§ **Written exercise**
Search the material for the string "Gross", then return every line where it is found.

§ **Material**
——

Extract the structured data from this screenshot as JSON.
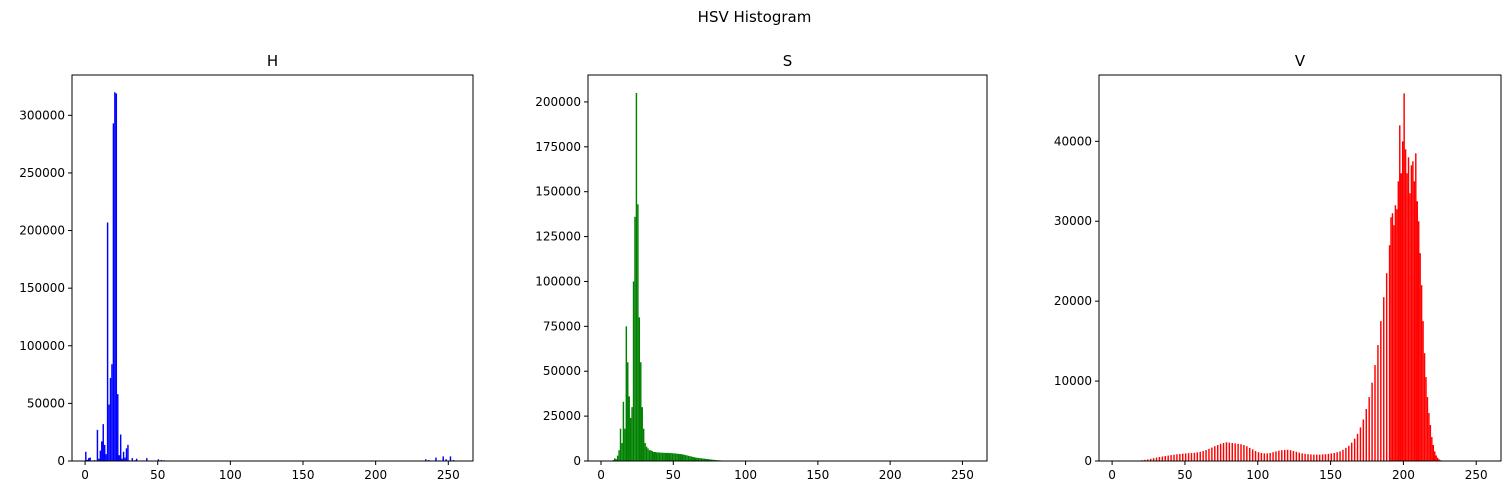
{
  "chart_data": {
    "type": "histogram",
    "suptitle": "HSV Histogram",
    "panels": [
      {
        "name": "H",
        "title": "H",
        "color": "#0000ff",
        "xlim": [
          -9,
          267
        ],
        "ylim": [
          0,
          335000
        ],
        "xticks": [
          0,
          50,
          100,
          150,
          200,
          250
        ],
        "yticks": [
          0,
          50000,
          100000,
          150000,
          200000,
          250000,
          300000
        ],
        "bins": [
          [
            0,
            8000
          ],
          [
            1,
            1000
          ],
          [
            2,
            2500
          ],
          [
            3,
            3000
          ],
          [
            4,
            500
          ],
          [
            5,
            400
          ],
          [
            6,
            800
          ],
          [
            7,
            300
          ],
          [
            8,
            27000
          ],
          [
            9,
            2000
          ],
          [
            10,
            9000
          ],
          [
            11,
            17000
          ],
          [
            12,
            32000
          ],
          [
            13,
            14000
          ],
          [
            14,
            6000
          ],
          [
            15,
            207000
          ],
          [
            16,
            49000
          ],
          [
            17,
            72000
          ],
          [
            18,
            84000
          ],
          [
            19,
            293000
          ],
          [
            20,
            320000
          ],
          [
            21,
            319000
          ],
          [
            22,
            58000
          ],
          [
            23,
            5000
          ],
          [
            24,
            23000
          ],
          [
            25,
            2000
          ],
          [
            26,
            8000
          ],
          [
            27,
            3000
          ],
          [
            28,
            11000
          ],
          [
            29,
            14000
          ],
          [
            30,
            600
          ],
          [
            31,
            300
          ],
          [
            32,
            2500
          ],
          [
            33,
            400
          ],
          [
            34,
            700
          ],
          [
            35,
            2000
          ],
          [
            36,
            300
          ],
          [
            38,
            500
          ],
          [
            40,
            500
          ],
          [
            42,
            2500
          ],
          [
            45,
            300
          ],
          [
            50,
            1500
          ],
          [
            52,
            800
          ],
          [
            54,
            600
          ],
          [
            60,
            400
          ],
          [
            70,
            300
          ],
          [
            80,
            300
          ],
          [
            90,
            300
          ],
          [
            100,
            300
          ],
          [
            120,
            200
          ],
          [
            150,
            200
          ],
          [
            180,
            200
          ],
          [
            200,
            200
          ],
          [
            234,
            1500
          ],
          [
            236,
            800
          ],
          [
            241,
            3000
          ],
          [
            243,
            500
          ],
          [
            246,
            4000
          ],
          [
            248,
            1500
          ],
          [
            251,
            4000
          ],
          [
            253,
            800
          ]
        ]
      },
      {
        "name": "S",
        "title": "S",
        "color": "#008000",
        "xlim": [
          -9,
          267
        ],
        "ylim": [
          0,
          215000
        ],
        "xticks": [
          0,
          50,
          100,
          150,
          200,
          250
        ],
        "yticks": [
          0,
          25000,
          50000,
          75000,
          100000,
          125000,
          150000,
          175000,
          200000
        ],
        "bins": [
          [
            0,
            0
          ],
          [
            1,
            0
          ],
          [
            2,
            0
          ],
          [
            3,
            0
          ],
          [
            4,
            0
          ],
          [
            5,
            0
          ],
          [
            6,
            0
          ],
          [
            7,
            200
          ],
          [
            8,
            500
          ],
          [
            9,
            1500
          ],
          [
            10,
            1000
          ],
          [
            11,
            3000
          ],
          [
            12,
            6000
          ],
          [
            13,
            18000
          ],
          [
            14,
            10000
          ],
          [
            15,
            33000
          ],
          [
            16,
            18000
          ],
          [
            17,
            75000
          ],
          [
            18,
            55000
          ],
          [
            19,
            36000
          ],
          [
            20,
            24000
          ],
          [
            21,
            30000
          ],
          [
            22,
            100000
          ],
          [
            23,
            136000
          ],
          [
            24,
            205000
          ],
          [
            25,
            143000
          ],
          [
            26,
            80000
          ],
          [
            27,
            55000
          ],
          [
            28,
            30000
          ],
          [
            29,
            18000
          ],
          [
            30,
            10000
          ],
          [
            31,
            8000
          ],
          [
            32,
            7000
          ],
          [
            33,
            6000
          ],
          [
            34,
            6000
          ],
          [
            35,
            5500
          ],
          [
            36,
            5000
          ],
          [
            37,
            5000
          ],
          [
            38,
            4800
          ],
          [
            39,
            4800
          ],
          [
            40,
            4700
          ],
          [
            41,
            4700
          ],
          [
            42,
            4600
          ],
          [
            43,
            4600
          ],
          [
            44,
            4500
          ],
          [
            45,
            4500
          ],
          [
            46,
            4500
          ],
          [
            47,
            4400
          ],
          [
            48,
            4400
          ],
          [
            49,
            4300
          ],
          [
            50,
            4300
          ],
          [
            51,
            4200
          ],
          [
            52,
            4100
          ],
          [
            53,
            4000
          ],
          [
            54,
            3900
          ],
          [
            55,
            3800
          ],
          [
            56,
            3700
          ],
          [
            57,
            3500
          ],
          [
            58,
            3300
          ],
          [
            59,
            3100
          ],
          [
            60,
            2900
          ],
          [
            61,
            2700
          ],
          [
            62,
            2500
          ],
          [
            63,
            2300
          ],
          [
            64,
            2100
          ],
          [
            65,
            1900
          ],
          [
            66,
            1800
          ],
          [
            67,
            1700
          ],
          [
            68,
            1600
          ],
          [
            69,
            1500
          ],
          [
            70,
            1400
          ],
          [
            71,
            1300
          ],
          [
            72,
            1200
          ],
          [
            73,
            1100
          ],
          [
            74,
            1000
          ],
          [
            75,
            900
          ],
          [
            76,
            800
          ],
          [
            77,
            700
          ],
          [
            78,
            600
          ],
          [
            79,
            500
          ],
          [
            80,
            450
          ],
          [
            81,
            400
          ],
          [
            82,
            350
          ],
          [
            83,
            300
          ],
          [
            84,
            250
          ],
          [
            85,
            200
          ],
          [
            86,
            150
          ],
          [
            87,
            120
          ],
          [
            88,
            100
          ],
          [
            89,
            80
          ],
          [
            90,
            60
          ]
        ]
      },
      {
        "name": "V",
        "title": "V",
        "color": "#ff0000",
        "xlim": [
          -9,
          267
        ],
        "ylim": [
          0,
          48300
        ],
        "xticks": [
          0,
          50,
          100,
          150,
          200,
          250
        ],
        "yticks": [
          0,
          10000,
          20000,
          30000,
          40000
        ],
        "bins": [
          [
            0,
            0
          ],
          [
            5,
            10
          ],
          [
            10,
            20
          ],
          [
            15,
            50
          ],
          [
            20,
            100
          ],
          [
            22,
            150
          ],
          [
            24,
            200
          ],
          [
            26,
            280
          ],
          [
            28,
            350
          ],
          [
            30,
            430
          ],
          [
            32,
            500
          ],
          [
            34,
            560
          ],
          [
            36,
            620
          ],
          [
            38,
            680
          ],
          [
            40,
            740
          ],
          [
            42,
            790
          ],
          [
            44,
            840
          ],
          [
            46,
            880
          ],
          [
            48,
            920
          ],
          [
            50,
            950
          ],
          [
            52,
            980
          ],
          [
            54,
            1000
          ],
          [
            56,
            1030
          ],
          [
            58,
            1080
          ],
          [
            60,
            1150
          ],
          [
            62,
            1250
          ],
          [
            64,
            1380
          ],
          [
            66,
            1520
          ],
          [
            68,
            1680
          ],
          [
            70,
            1850
          ],
          [
            72,
            2000
          ],
          [
            74,
            2150
          ],
          [
            76,
            2250
          ],
          [
            78,
            2350
          ],
          [
            80,
            2300
          ],
          [
            82,
            2250
          ],
          [
            84,
            2200
          ],
          [
            86,
            2150
          ],
          [
            88,
            2100
          ],
          [
            90,
            2000
          ],
          [
            92,
            1850
          ],
          [
            94,
            1650
          ],
          [
            96,
            1450
          ],
          [
            98,
            1250
          ],
          [
            100,
            1100
          ],
          [
            102,
            1000
          ],
          [
            104,
            950
          ],
          [
            106,
            950
          ],
          [
            108,
            1000
          ],
          [
            110,
            1100
          ],
          [
            112,
            1200
          ],
          [
            114,
            1300
          ],
          [
            116,
            1350
          ],
          [
            118,
            1400
          ],
          [
            120,
            1400
          ],
          [
            122,
            1350
          ],
          [
            124,
            1250
          ],
          [
            126,
            1150
          ],
          [
            128,
            1050
          ],
          [
            130,
            950
          ],
          [
            132,
            900
          ],
          [
            134,
            850
          ],
          [
            136,
            820
          ],
          [
            138,
            800
          ],
          [
            140,
            790
          ],
          [
            142,
            800
          ],
          [
            144,
            820
          ],
          [
            146,
            850
          ],
          [
            148,
            900
          ],
          [
            150,
            950
          ],
          [
            152,
            1000
          ],
          [
            154,
            1100
          ],
          [
            156,
            1200
          ],
          [
            158,
            1400
          ],
          [
            160,
            1650
          ],
          [
            162,
            1900
          ],
          [
            164,
            2300
          ],
          [
            166,
            2800
          ],
          [
            168,
            3400
          ],
          [
            170,
            4200
          ],
          [
            172,
            5200
          ],
          [
            174,
            6500
          ],
          [
            176,
            8000
          ],
          [
            178,
            9800
          ],
          [
            180,
            12000
          ],
          [
            182,
            14500
          ],
          [
            184,
            17500
          ],
          [
            186,
            20500
          ],
          [
            188,
            23500
          ],
          [
            190,
            27000
          ],
          [
            191,
            30500
          ],
          [
            192,
            31000
          ],
          [
            193,
            29500
          ],
          [
            194,
            32000
          ],
          [
            195,
            31500
          ],
          [
            196,
            35000
          ],
          [
            197,
            42000
          ],
          [
            198,
            36000
          ],
          [
            199,
            40000
          ],
          [
            200,
            46000
          ],
          [
            201,
            39000
          ],
          [
            202,
            36000
          ],
          [
            203,
            38000
          ],
          [
            204,
            33500
          ],
          [
            205,
            37000
          ],
          [
            206,
            37500
          ],
          [
            207,
            35000
          ],
          [
            208,
            38500
          ],
          [
            209,
            32500
          ],
          [
            210,
            30000
          ],
          [
            211,
            26000
          ],
          [
            212,
            22000
          ],
          [
            213,
            17500
          ],
          [
            214,
            13500
          ],
          [
            215,
            10500
          ],
          [
            216,
            8000
          ],
          [
            217,
            6000
          ],
          [
            218,
            4500
          ],
          [
            219,
            3000
          ],
          [
            220,
            2000
          ],
          [
            221,
            1200
          ],
          [
            222,
            700
          ],
          [
            223,
            400
          ],
          [
            224,
            200
          ],
          [
            225,
            100
          ],
          [
            226,
            50
          ]
        ]
      }
    ]
  }
}
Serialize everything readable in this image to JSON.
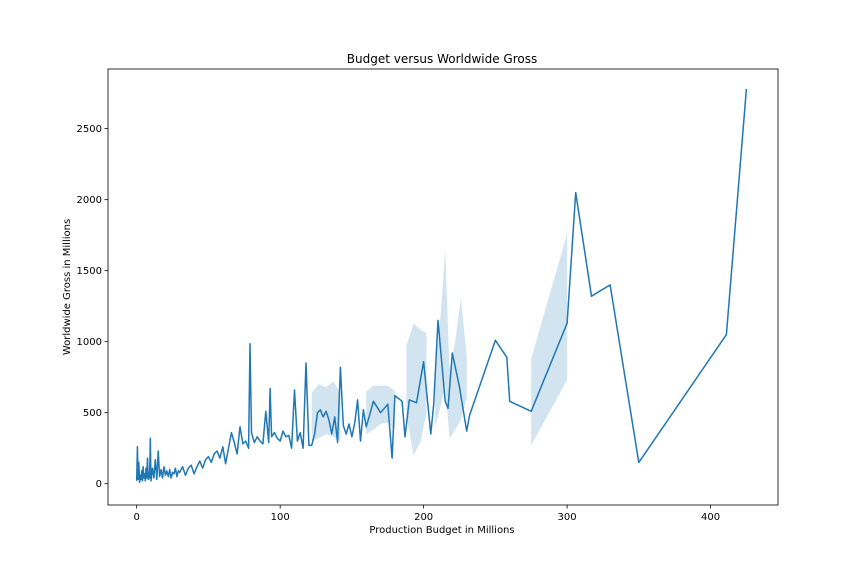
{
  "chart_data": {
    "type": "line",
    "title": "Budget versus Worldwide Gross",
    "xlabel": "Production Budget in Millions",
    "ylabel": "Worldwide Gross in Millions",
    "xlim": [
      -20,
      447
    ],
    "ylim": [
      -150,
      2920
    ],
    "xticks": [
      0,
      100,
      200,
      300,
      400
    ],
    "yticks": [
      0,
      500,
      1000,
      1500,
      2000,
      2500
    ],
    "grid": false,
    "legend": "none",
    "colors": {
      "line": "#1f77b4",
      "band": "#1f77b4"
    },
    "series": [
      {
        "x": [
          0,
          0.5,
          1,
          1.5,
          2,
          2.5,
          3,
          3.5,
          4,
          4.5,
          5,
          5.5,
          6,
          6.5,
          7,
          7.5,
          8,
          8.5,
          9,
          9.5,
          10,
          11,
          12,
          13,
          14,
          15,
          16,
          17,
          18,
          19,
          20,
          21,
          22,
          23,
          24,
          25,
          26,
          27,
          28,
          29,
          30,
          32,
          34,
          36,
          38,
          40,
          42,
          44,
          46,
          48,
          50,
          52,
          54,
          56,
          58,
          60,
          62,
          64,
          66,
          68,
          70,
          72,
          74,
          76,
          78,
          79,
          80,
          82,
          84,
          86,
          88,
          90,
          92,
          93,
          94,
          96,
          98,
          100,
          102,
          104,
          106,
          108,
          110,
          112,
          114,
          116,
          118,
          120,
          122,
          124,
          126,
          128,
          130,
          132,
          134,
          136,
          138,
          140,
          142,
          144,
          146,
          148,
          150,
          152,
          154,
          156,
          158,
          160,
          162,
          165,
          170,
          175,
          178,
          180,
          185,
          187,
          190,
          195,
          200,
          205,
          207,
          210,
          215,
          217,
          220,
          225,
          230,
          232,
          250,
          258,
          260,
          275,
          300,
          306,
          317,
          330,
          350,
          411,
          425
        ],
        "y": [
          20,
          260,
          30,
          150,
          10,
          60,
          30,
          90,
          20,
          120,
          40,
          70,
          20,
          110,
          40,
          180,
          30,
          80,
          40,
          320,
          20,
          110,
          40,
          170,
          30,
          230,
          50,
          100,
          40,
          120,
          60,
          90,
          50,
          100,
          40,
          80,
          70,
          110,
          50,
          90,
          80,
          120,
          60,
          110,
          130,
          70,
          120,
          160,
          110,
          170,
          190,
          150,
          210,
          230,
          180,
          260,
          140,
          250,
          360,
          290,
          210,
          400,
          280,
          300,
          250,
          985,
          360,
          290,
          330,
          300,
          280,
          510,
          290,
          670,
          330,
          360,
          320,
          300,
          370,
          330,
          340,
          250,
          660,
          300,
          360,
          250,
          850,
          270,
          270,
          350,
          500,
          520,
          470,
          510,
          450,
          350,
          470,
          290,
          820,
          410,
          350,
          420,
          330,
          430,
          590,
          300,
          520,
          400,
          470,
          580,
          500,
          560,
          180,
          620,
          580,
          330,
          590,
          570,
          860,
          350,
          560,
          1150,
          580,
          530,
          920,
          680,
          370,
          480,
          1010,
          890,
          580,
          510,
          1130,
          2050,
          1320,
          1400,
          150,
          1050,
          2780
        ]
      }
    ],
    "bands": [
      {
        "x": [
          122,
          127,
          132,
          137,
          142
        ],
        "lower": [
          300,
          320,
          350,
          330,
          300
        ],
        "upper": [
          640,
          700,
          680,
          720,
          640
        ]
      },
      {
        "x": [
          160,
          165,
          170,
          175,
          180
        ],
        "lower": [
          350,
          380,
          420,
          430,
          380
        ],
        "upper": [
          650,
          690,
          690,
          690,
          650
        ]
      },
      {
        "x": [
          188,
          193,
          198,
          202
        ],
        "lower": [
          480,
          200,
          300,
          500
        ],
        "upper": [
          970,
          1130,
          1080,
          1060
        ]
      },
      {
        "x": [
          208,
          212,
          215,
          218,
          222,
          226,
          230
        ],
        "lower": [
          400,
          550,
          700,
          320,
          380,
          450,
          600
        ],
        "upper": [
          800,
          1200,
          1650,
          800,
          1000,
          1310,
          900
        ]
      },
      {
        "x": [
          275,
          300
        ],
        "lower": [
          270,
          730
        ],
        "upper": [
          880,
          1760
        ]
      }
    ]
  }
}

——

§ **Reply to the task**
    "title": "Budget versus Worldwide Gross",
    "ylabel": "Worldwide Gross in Millions",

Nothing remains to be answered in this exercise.